# Dataset rows
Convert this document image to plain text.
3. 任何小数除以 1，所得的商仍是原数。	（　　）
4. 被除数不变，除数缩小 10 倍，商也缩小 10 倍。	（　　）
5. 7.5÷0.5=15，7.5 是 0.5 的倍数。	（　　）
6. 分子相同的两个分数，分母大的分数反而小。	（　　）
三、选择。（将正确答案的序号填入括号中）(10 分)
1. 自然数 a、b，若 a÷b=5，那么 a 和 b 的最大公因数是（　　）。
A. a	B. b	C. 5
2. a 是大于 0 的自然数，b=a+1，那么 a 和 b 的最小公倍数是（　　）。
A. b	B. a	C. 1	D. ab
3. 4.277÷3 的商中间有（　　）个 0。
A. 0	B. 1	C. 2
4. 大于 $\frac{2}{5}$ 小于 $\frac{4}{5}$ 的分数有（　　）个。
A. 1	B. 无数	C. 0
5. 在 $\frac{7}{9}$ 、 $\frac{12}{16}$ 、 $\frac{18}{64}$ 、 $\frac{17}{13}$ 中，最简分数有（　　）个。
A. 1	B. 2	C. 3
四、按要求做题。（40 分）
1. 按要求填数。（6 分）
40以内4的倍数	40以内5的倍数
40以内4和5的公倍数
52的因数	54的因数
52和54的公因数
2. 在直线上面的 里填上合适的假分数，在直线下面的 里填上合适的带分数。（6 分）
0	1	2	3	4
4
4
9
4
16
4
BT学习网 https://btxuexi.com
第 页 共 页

# What is required
Write out the data again, exactly and in full.

# Expected output
Convert this document image to plain text.
3. 任何小数除以 1，所得的商仍是原数。	（　　）
4. 被除数不变，除数缩小 10 倍，商也缩小 10 倍。	（　　）
5. 7.5÷0.5=15，7.5 是 0.5 的倍数。	（　　）
6. 分子相同的两个分数，分母大的分数反而小。	（　　）
三、选择。（将正确答案的序号填入括号中）(10 分)
1. 自然数 a、b，若 a÷b=5，那么 a 和 b 的最大公因数是（　　）。
A. a	B. b	C. 5
2. a 是大于 0 的自然数，b=a+1，那么 a 和 b 的最小公倍数是（　　）。
A. b	B. a	C. 1	D. ab
3. 4.277÷3 的商中间有（　　）个 0。
A. 0	B. 1	C. 2
4. 大于 $\frac{2}{5}$ 小于 $\frac{4}{5}$ 的分数有（　　）个。
A. 1	B. 无数	C. 0
5. 在 $\frac{7}{9}$ 、 $\frac{12}{16}$ 、 $\frac{18}{64}$ 、 $\frac{17}{13}$ 中，最简分数有（　　）个。
A. 1	B. 2	C. 3
四、按要求做题。（40 分）
1. 按要求填数。（6 分）
40以内4的倍数	40以内5的倍数
40以内4和5的公倍数
52的因数	54的因数
52和54的公因数
2. 在直线上面的 里填上合适的假分数，在直线下面的 里填上合适的带分数。（6 分）
0	1	2	3	4
4
4
9
4
16
4
BT学习网 https://btxuexi.com
第 页 共 页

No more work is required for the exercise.